Dataset items
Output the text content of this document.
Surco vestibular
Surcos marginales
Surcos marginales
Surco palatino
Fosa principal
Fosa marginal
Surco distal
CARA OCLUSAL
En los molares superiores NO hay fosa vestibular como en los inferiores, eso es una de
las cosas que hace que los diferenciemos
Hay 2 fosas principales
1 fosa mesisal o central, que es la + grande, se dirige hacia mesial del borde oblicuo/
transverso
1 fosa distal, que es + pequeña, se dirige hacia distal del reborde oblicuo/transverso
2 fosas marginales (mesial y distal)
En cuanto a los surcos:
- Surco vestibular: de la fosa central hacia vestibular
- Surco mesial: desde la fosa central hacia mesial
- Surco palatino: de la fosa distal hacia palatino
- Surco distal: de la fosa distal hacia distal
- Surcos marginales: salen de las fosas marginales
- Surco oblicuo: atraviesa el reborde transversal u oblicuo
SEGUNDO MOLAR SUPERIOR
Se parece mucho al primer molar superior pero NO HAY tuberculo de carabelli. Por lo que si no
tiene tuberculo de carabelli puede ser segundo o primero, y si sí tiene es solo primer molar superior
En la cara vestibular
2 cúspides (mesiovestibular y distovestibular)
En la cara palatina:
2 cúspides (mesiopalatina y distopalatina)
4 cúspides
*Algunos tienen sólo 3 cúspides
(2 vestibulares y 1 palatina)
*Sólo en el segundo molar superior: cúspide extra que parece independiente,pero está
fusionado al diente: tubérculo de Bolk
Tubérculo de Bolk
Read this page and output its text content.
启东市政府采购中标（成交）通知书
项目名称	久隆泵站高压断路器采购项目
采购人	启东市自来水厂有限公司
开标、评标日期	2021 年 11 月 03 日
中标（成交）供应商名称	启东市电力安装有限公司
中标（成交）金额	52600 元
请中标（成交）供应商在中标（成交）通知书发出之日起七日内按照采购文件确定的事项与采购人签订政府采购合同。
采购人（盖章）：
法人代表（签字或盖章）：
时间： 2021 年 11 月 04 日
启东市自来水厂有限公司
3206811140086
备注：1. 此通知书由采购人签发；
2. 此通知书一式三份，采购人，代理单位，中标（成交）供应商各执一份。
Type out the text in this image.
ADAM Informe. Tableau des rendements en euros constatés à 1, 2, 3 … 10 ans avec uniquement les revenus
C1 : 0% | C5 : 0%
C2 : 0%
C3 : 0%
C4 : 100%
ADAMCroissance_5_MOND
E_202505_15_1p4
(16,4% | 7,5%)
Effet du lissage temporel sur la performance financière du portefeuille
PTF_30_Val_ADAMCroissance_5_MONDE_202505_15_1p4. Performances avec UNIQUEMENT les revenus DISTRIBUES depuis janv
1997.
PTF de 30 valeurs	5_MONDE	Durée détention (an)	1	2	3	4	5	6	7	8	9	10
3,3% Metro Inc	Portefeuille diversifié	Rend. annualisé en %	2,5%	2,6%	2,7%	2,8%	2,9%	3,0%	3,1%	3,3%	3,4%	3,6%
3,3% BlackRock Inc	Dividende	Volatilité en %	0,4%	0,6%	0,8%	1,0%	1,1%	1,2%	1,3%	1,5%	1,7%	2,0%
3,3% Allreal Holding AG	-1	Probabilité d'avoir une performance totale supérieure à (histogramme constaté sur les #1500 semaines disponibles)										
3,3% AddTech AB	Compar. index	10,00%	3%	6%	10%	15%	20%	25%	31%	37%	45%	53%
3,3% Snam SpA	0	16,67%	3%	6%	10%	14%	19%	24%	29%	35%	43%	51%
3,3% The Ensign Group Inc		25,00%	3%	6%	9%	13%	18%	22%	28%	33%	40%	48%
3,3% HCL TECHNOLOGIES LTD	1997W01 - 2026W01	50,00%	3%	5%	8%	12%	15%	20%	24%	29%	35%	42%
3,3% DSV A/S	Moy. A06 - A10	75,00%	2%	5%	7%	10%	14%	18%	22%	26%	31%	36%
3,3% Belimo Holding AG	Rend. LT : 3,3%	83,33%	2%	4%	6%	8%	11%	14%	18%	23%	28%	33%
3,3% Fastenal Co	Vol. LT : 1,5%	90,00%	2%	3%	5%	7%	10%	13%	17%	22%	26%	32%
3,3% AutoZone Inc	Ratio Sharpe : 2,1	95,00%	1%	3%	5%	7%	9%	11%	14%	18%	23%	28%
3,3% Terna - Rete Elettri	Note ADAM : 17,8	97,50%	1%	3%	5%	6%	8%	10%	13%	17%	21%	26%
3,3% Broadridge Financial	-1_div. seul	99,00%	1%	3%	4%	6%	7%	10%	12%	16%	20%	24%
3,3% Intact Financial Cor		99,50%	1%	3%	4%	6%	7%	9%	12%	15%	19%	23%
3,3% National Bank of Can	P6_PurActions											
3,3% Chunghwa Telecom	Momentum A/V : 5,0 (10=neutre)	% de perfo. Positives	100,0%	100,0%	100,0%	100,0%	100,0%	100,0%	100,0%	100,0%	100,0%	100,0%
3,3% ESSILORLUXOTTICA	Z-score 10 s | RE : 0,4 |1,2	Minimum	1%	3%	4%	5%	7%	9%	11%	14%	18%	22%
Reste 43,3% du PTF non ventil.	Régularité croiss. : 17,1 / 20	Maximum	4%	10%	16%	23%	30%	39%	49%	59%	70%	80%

▸ **Objective**:
Return what is listed above, exactly and completely.

▸ **Answer to the exercise**:
Output the text content of this document.
Surco vestibular
Surcos marginales
Surcos marginales
Surco palatino
Fosa principal
Fosa marginal
Surco distal
CARA OCLUSAL
En los molares superiores NO hay fosa vestibular como en los inferiores, eso es una de
las cosas que hace que los diferenciemos
Hay 2 fosas principales
1 fosa mesisal o central, que es la + grande, se dirige hacia mesial del borde oblicuo/
transverso
1 fosa distal, que es + pequeña, se dirige hacia distal del reborde oblicuo/transverso
2 fosas marginales (mesial y distal)
En cuanto a los surcos:
- Surco vestibular: de la fosa central hacia vestibular
- Surco mesial: desde la fosa central hacia mesial
- Surco palatino: de la fosa distal hacia palatino
- Surco distal: de la fosa distal hacia distal
- Surcos marginales: salen de las fosas marginales
- Surco oblicuo: atraviesa el reborde transversal u oblicuo
SEGUNDO MOLAR SUPERIOR
Se parece mucho al primer molar superior pero NO HAY tuberculo de carabelli. Por lo que si no
tiene tuberculo de carabelli puede ser segundo o primero, y si sí tiene es solo primer molar superior
En la cara vestibular
2 cúspides (mesiovestibular y distovestibular)
En la cara palatina:
2 cúspides (mesiopalatina y distopalatina)
4 cúspides
*Algunos tienen sólo 3 cúspides
(2 vestibulares y 1 palatina)
*Sólo en el segundo molar superior: cúspide extra que parece independiente,pero está
fusionado al diente: tubérculo de Bolk
Tubérculo de Bolk
Read this page and output its text content.
启东市政府采购中标（成交）通知书
项目名称	久隆泵站高压断路器采购项目
采购人	启东市自来水厂有限公司
开标、评标日期	2021 年 11 月 03 日
中标（成交）供应商名称	启东市电力安装有限公司
中标（成交）金额	52600 元
请中标（成交）供应商在中标（成交）通知书发出之日起七日内按照采购文件确定的事项与采购人签订政府采购合同。
采购人（盖章）：
法人代表（签字或盖章）：
时间： 2021 年 11 月 04 日
启东市自来水厂有限公司
3206811140086
备注：1. 此通知书由采购人签发；
2. 此通知书一式三份，采购人，代理单位，中标（成交）供应商各执一份。
Type out the text in this image.
ADAM Informe. Tableau des rendements en euros constatés à 1, 2, 3 … 10 ans avec uniquement les revenus
C1 : 0% | C5 : 0%
C2 : 0%
C3 : 0%
C4 : 100%
ADAMCroissance_5_MOND
E_202505_15_1p4
(16,4% | 7,5%)
Effet du lissage temporel sur la performance financière du portefeuille
PTF_30_Val_ADAMCroissance_5_MONDE_202505_15_1p4. Performances avec UNIQUEMENT les revenus DISTRIBUES depuis janv
1997.
PTF de 30 valeurs	5_MONDE	Durée détention (an)	1	2	3	4	5	6	7	8	9	10
3,3% Metro Inc	Portefeuille diversifié	Rend. annualisé en %	2,5%	2,6%	2,7%	2,8%	2,9%	3,0%	3,1%	3,3%	3,4%	3,6%
3,3% BlackRock Inc	Dividende	Volatilité en %	0,4%	0,6%	0,8%	1,0%	1,1%	1,2%	1,3%	1,5%	1,7%	2,0%
3,3% Allreal Holding AG	-1	Probabilité d'avoir une performance totale supérieure à (histogramme constaté sur les #1500 semaines disponibles)										
3,3% AddTech AB	Compar. index	10,00%	3%	6%	10%	15%	20%	25%	31%	37%	45%	53%
3,3% Snam SpA	0	16,67%	3%	6%	10%	14%	19%	24%	29%	35%	43%	51%
3,3% The Ensign Group Inc		25,00%	3%	6%	9%	13%	18%	22%	28%	33%	40%	48%
3,3% HCL TECHNOLOGIES LTD	1997W01 - 2026W01	50,00%	3%	5%	8%	12%	15%	20%	24%	29%	35%	42%
3,3% DSV A/S	Moy. A06 - A10	75,00%	2%	5%	7%	10%	14%	18%	22%	26%	31%	36%
3,3% Belimo Holding AG	Rend. LT : 3,3%	83,33%	2%	4%	6%	8%	11%	14%	18%	23%	28%	33%
3,3% Fastenal Co	Vol. LT : 1,5%	90,00%	2%	3%	5%	7%	10%	13%	17%	22%	26%	32%
3,3% AutoZone Inc	Ratio Sharpe : 2,1	95,00%	1%	3%	5%	7%	9%	11%	14%	18%	23%	28%
3,3% Terna - Rete Elettri	Note ADAM : 17,8	97,50%	1%	3%	5%	6%	8%	10%	13%	17%	21%	26%
3,3% Broadridge Financial	-1_div. seul	99,00%	1%	3%	4%	6%	7%	10%	12%	16%	20%	24%
3,3% Intact Financial Cor		99,50%	1%	3%	4%	6%	7%	9%	12%	15%	19%	23%
3,3% National Bank of Can	P6_PurActions											
3,3% Chunghwa Telecom	Momentum A/V : 5,0 (10=neutre)	% de perfo. Positives	100,0%	100,0%	100,0%	100,0%	100,0%	100,0%	100,0%	100,0%	100,0%	100,0%
3,3% ESSILORLUXOTTICA	Z-score 10 s | RE : 0,4 |1,2	Minimum	1%	3%	4%	5%	7%	9%	11%	14%	18%	22%
Reste 43,3% du PTF non ventil.	Régularité croiss. : 17,1 / 20	Maximum	4%	10%	16%	23%	30%	39%	49%	59%	70%	80%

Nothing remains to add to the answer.